[Records about charts and figures]
══════════
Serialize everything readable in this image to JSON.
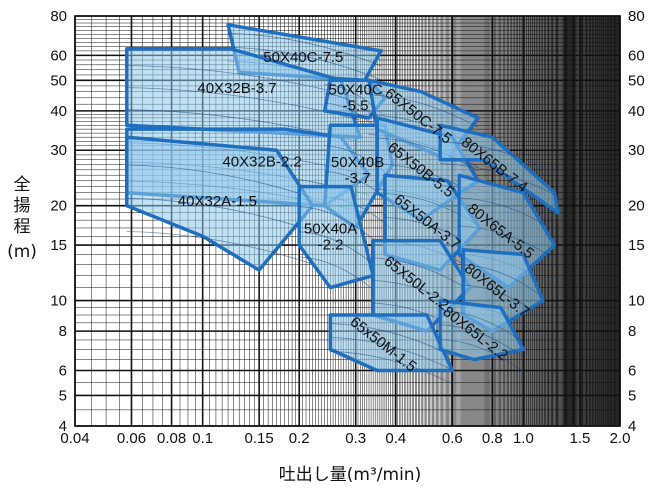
{
  "chart_data": {
    "type": "pump-performance-regions",
    "title": "",
    "xlabel": "吐出し量(m³/min)",
    "ylabel": "全揚程(m)",
    "ylabel_chars": [
      "全",
      "揚",
      "程"
    ],
    "ylabel_unit": "(m)",
    "x_scale": "log",
    "y_scale": "log",
    "xlim": [
      0.04,
      2.0
    ],
    "ylim": [
      4,
      80
    ],
    "x_ticks": [
      0.04,
      0.06,
      0.08,
      0.1,
      0.15,
      0.2,
      0.3,
      0.4,
      0.6,
      0.8,
      1.0,
      1.5,
      2.0
    ],
    "x_tick_labels": [
      "0.04",
      "0.06",
      "0.08",
      "0.1",
      "0.15",
      "0.2",
      "0.3",
      "0.4",
      "0.6",
      "0.8",
      "1.0",
      "1.5",
      "2.0"
    ],
    "y_ticks": [
      4,
      5,
      6,
      8,
      10,
      15,
      20,
      30,
      40,
      50,
      60,
      80
    ],
    "y_tick_labels": [
      "4",
      "5",
      "6",
      "8",
      "10",
      "15",
      "20",
      "30",
      "40",
      "50",
      "60",
      "80"
    ],
    "grid": true,
    "colors": {
      "fill": "#8ec9ec",
      "edge": "#1f6fc0",
      "grid": "#111111",
      "curve": "#1e4f86"
    },
    "regions": [
      {
        "name": "50X40C-7.5",
        "polygon": [
          [
            0.12,
            75
          ],
          [
            0.36,
            62
          ],
          [
            0.32,
            50
          ],
          [
            0.13,
            53
          ]
        ]
      },
      {
        "name": "40X32B-3.7",
        "polygon": [
          [
            0.058,
            63
          ],
          [
            0.122,
            63
          ],
          [
            0.27,
            50
          ],
          [
            0.31,
            33
          ],
          [
            0.058,
            36
          ]
        ]
      },
      {
        "name": "40X32B-2.2",
        "polygon": [
          [
            0.058,
            35
          ],
          [
            0.18,
            35
          ],
          [
            0.27,
            33
          ],
          [
            0.33,
            25
          ],
          [
            0.24,
            20
          ],
          [
            0.058,
            22
          ]
        ]
      },
      {
        "name": "40X32A-1.5",
        "polygon": [
          [
            0.058,
            33
          ],
          [
            0.17,
            30
          ],
          [
            0.22,
            20
          ],
          [
            0.15,
            12.5
          ],
          [
            0.1,
            16
          ],
          [
            0.058,
            20
          ]
        ]
      },
      {
        "name": "50X40C\n-5.5",
        "polygon": [
          [
            0.25,
            50
          ],
          [
            0.33,
            50
          ],
          [
            0.37,
            44
          ],
          [
            0.33,
            38
          ],
          [
            0.24,
            40
          ]
        ]
      },
      {
        "name": "50X40B\n-3.7",
        "polygon": [
          [
            0.25,
            36
          ],
          [
            0.37,
            36
          ],
          [
            0.39,
            27
          ],
          [
            0.3,
            17
          ],
          [
            0.24,
            20
          ]
        ]
      },
      {
        "name": "50X40A\n-2.2",
        "polygon": [
          [
            0.2,
            23
          ],
          [
            0.29,
            23
          ],
          [
            0.34,
            12
          ],
          [
            0.25,
            11
          ],
          [
            0.2,
            15
          ]
        ]
      },
      {
        "name": "65X50C-7.5",
        "polygon": [
          [
            0.33,
            50
          ],
          [
            0.48,
            46
          ],
          [
            0.72,
            38
          ],
          [
            0.58,
            28
          ],
          [
            0.35,
            35
          ]
        ]
      },
      {
        "name": "65X50B-5.5",
        "polygon": [
          [
            0.35,
            38
          ],
          [
            0.6,
            33
          ],
          [
            0.72,
            24
          ],
          [
            0.48,
            18
          ],
          [
            0.35,
            22
          ]
        ]
      },
      {
        "name": "65X50A-3.7",
        "polygon": [
          [
            0.37,
            25
          ],
          [
            0.58,
            24
          ],
          [
            0.73,
            17
          ],
          [
            0.55,
            12.5
          ],
          [
            0.37,
            14
          ]
        ]
      },
      {
        "name": "65X50L-2.2",
        "polygon": [
          [
            0.34,
            15.5
          ],
          [
            0.55,
            15.5
          ],
          [
            0.68,
            11
          ],
          [
            0.5,
            8
          ],
          [
            0.34,
            9
          ]
        ]
      },
      {
        "name": "65x50M-1.5",
        "polygon": [
          [
            0.25,
            9
          ],
          [
            0.5,
            9
          ],
          [
            0.6,
            6
          ],
          [
            0.35,
            6
          ],
          [
            0.25,
            7
          ]
        ]
      },
      {
        "name": "80X65B-7.4",
        "polygon": [
          [
            0.55,
            36
          ],
          [
            0.8,
            33
          ],
          [
            1.25,
            22
          ],
          [
            1.28,
            19
          ],
          [
            0.75,
            28
          ],
          [
            0.55,
            28
          ]
        ]
      },
      {
        "name": "80X65A-5.5",
        "polygon": [
          [
            0.63,
            25
          ],
          [
            1.0,
            22
          ],
          [
            1.25,
            15
          ],
          [
            0.9,
            11
          ],
          [
            0.63,
            14
          ]
        ]
      },
      {
        "name": "80X65L-3.7",
        "polygon": [
          [
            0.65,
            14.5
          ],
          [
            1.0,
            14
          ],
          [
            1.15,
            10
          ],
          [
            0.8,
            8
          ],
          [
            0.65,
            9
          ]
        ]
      },
      {
        "name": "80X65L-2.2",
        "polygon": [
          [
            0.55,
            10
          ],
          [
            0.85,
            9.5
          ],
          [
            1.0,
            7
          ],
          [
            0.7,
            6.5
          ],
          [
            0.55,
            7
          ]
        ]
      }
    ]
  }
}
══════════
> [Exercise prompt]:
Write out all the entries word for word, but skip any images.

> [Solution for this task]:
Serialize everything readable in this image to JSON.
{
  "chart_data": {
    "type": "pump-performance-regions",
    "title": "",
    "xlabel": "吐出し量(m³/min)",
    "ylabel": "全揚程(m)",
    "ylabel_chars": [
      "全",
      "揚",
      "程"
    ],
    "ylabel_unit": "(m)",
    "x_scale": "log",
    "y_scale": "log",
    "xlim": [
      0.04,
      2.0
    ],
    "ylim": [
      4,
      80
    ],
    "x_ticks": [
      0.04,
      0.06,
      0.08,
      0.1,
      0.15,
      0.2,
      0.3,
      0.4,
      0.6,
      0.8,
      1.0,
      1.5,
      2.0
    ],
    "x_tick_labels": [
      "0.04",
      "0.06",
      "0.08",
      "0.1",
      "0.15",
      "0.2",
      "0.3",
      "0.4",
      "0.6",
      "0.8",
      "1.0",
      "1.5",
      "2.0"
    ],
    "y_ticks": [
      4,
      5,
      6,
      8,
      10,
      15,
      20,
      30,
      40,
      50,
      60,
      80
    ],
    "y_tick_labels": [
      "4",
      "5",
      "6",
      "8",
      "10",
      "15",
      "20",
      "30",
      "40",
      "50",
      "60",
      "80"
    ],
    "grid": true,
    "colors": {
      "fill": "#8ec9ec",
      "edge": "#1f6fc0",
      "grid": "#111111",
      "curve": "#1e4f86"
    },
    "regions": [
      {
        "name": "50X40C-7.5",
        "polygon": [
          [
            0.12,
            75
          ],
          [
            0.36,
            62
          ],
          [
            0.32,
            50
          ],
          [
            0.13,
            53
          ]
        ]
      },
      {
        "name": "40X32B-3.7",
        "polygon": [
          [
            0.058,
            63
          ],
          [
            0.122,
            63
          ],
          [
            0.27,
            50
          ],
          [
            0.31,
            33
          ],
          [
            0.058,
            36
          ]
        ]
      },
      {
        "name": "40X32B-2.2",
        "polygon": [
          [
            0.058,
            35
          ],
          [
            0.18,
            35
          ],
          [
            0.27,
            33
          ],
          [
            0.33,
            25
          ],
          [
            0.24,
            20
          ],
          [
            0.058,
            22
          ]
        ]
      },
      {
        "name": "40X32A-1.5",
        "polygon": [
          [
            0.058,
            33
          ],
          [
            0.17,
            30
          ],
          [
            0.22,
            20
          ],
          [
            0.15,
            12.5
          ],
          [
            0.1,
            16
          ],
          [
            0.058,
            20
          ]
        ]
      },
      {
        "name": "50X40C\n-5.5",
        "polygon": [
          [
            0.25,
            50
          ],
          [
            0.33,
            50
          ],
          [
            0.37,
            44
          ],
          [
            0.33,
            38
          ],
          [
            0.24,
            40
          ]
        ]
      },
      {
        "name": "50X40B\n-3.7",
        "polygon": [
          [
            0.25,
            36
          ],
          [
            0.37,
            36
          ],
          [
            0.39,
            27
          ],
          [
            0.3,
            17
          ],
          [
            0.24,
            20
          ]
        ]
      },
      {
        "name": "50X40A\n-2.2",
        "polygon": [
          [
            0.2,
            23
          ],
          [
            0.29,
            23
          ],
          [
            0.34,
            12
          ],
          [
            0.25,
            11
          ],
          [
            0.2,
            15
          ]
        ]
      },
      {
        "name": "65X50C-7.5",
        "polygon": [
          [
            0.33,
            50
          ],
          [
            0.48,
            46
          ],
          [
            0.72,
            38
          ],
          [
            0.58,
            28
          ],
          [
            0.35,
            35
          ]
        ]
      },
      {
        "name": "65X50B-5.5",
        "polygon": [
          [
            0.35,
            38
          ],
          [
            0.6,
            33
          ],
          [
            0.72,
            24
          ],
          [
            0.48,
            18
          ],
          [
            0.35,
            22
          ]
        ]
      },
      {
        "name": "65X50A-3.7",
        "polygon": [
          [
            0.37,
            25
          ],
          [
            0.58,
            24
          ],
          [
            0.73,
            17
          ],
          [
            0.55,
            12.5
          ],
          [
            0.37,
            14
          ]
        ]
      },
      {
        "name": "65X50L-2.2",
        "polygon": [
          [
            0.34,
            15.5
          ],
          [
            0.55,
            15.5
          ],
          [
            0.68,
            11
          ],
          [
            0.5,
            8
          ],
          [
            0.34,
            9
          ]
        ]
      },
      {
        "name": "65x50M-1.5",
        "polygon": [
          [
            0.25,
            9
          ],
          [
            0.5,
            9
          ],
          [
            0.6,
            6
          ],
          [
            0.35,
            6
          ],
          [
            0.25,
            7
          ]
        ]
      },
      {
        "name": "80X65B-7.4",
        "polygon": [
          [
            0.55,
            36
          ],
          [
            0.8,
            33
          ],
          [
            1.25,
            22
          ],
          [
            1.28,
            19
          ],
          [
            0.75,
            28
          ],
          [
            0.55,
            28
          ]
        ]
      },
      {
        "name": "80X65A-5.5",
        "polygon": [
          [
            0.63,
            25
          ],
          [
            1.0,
            22
          ],
          [
            1.25,
            15
          ],
          [
            0.9,
            11
          ],
          [
            0.63,
            14
          ]
        ]
      },
      {
        "name": "80X65L-3.7",
        "polygon": [
          [
            0.65,
            14.5
          ],
          [
            1.0,
            14
          ],
          [
            1.15,
            10
          ],
          [
            0.8,
            8
          ],
          [
            0.65,
            9
          ]
        ]
      },
      {
        "name": "80X65L-2.2",
        "polygon": [
          [
            0.55,
            10
          ],
          [
            0.85,
            9.5
          ],
          [
            1.0,
            7
          ],
          [
            0.7,
            6.5
          ],
          [
            0.55,
            7
          ]
        ]
      }
    ]
  }
}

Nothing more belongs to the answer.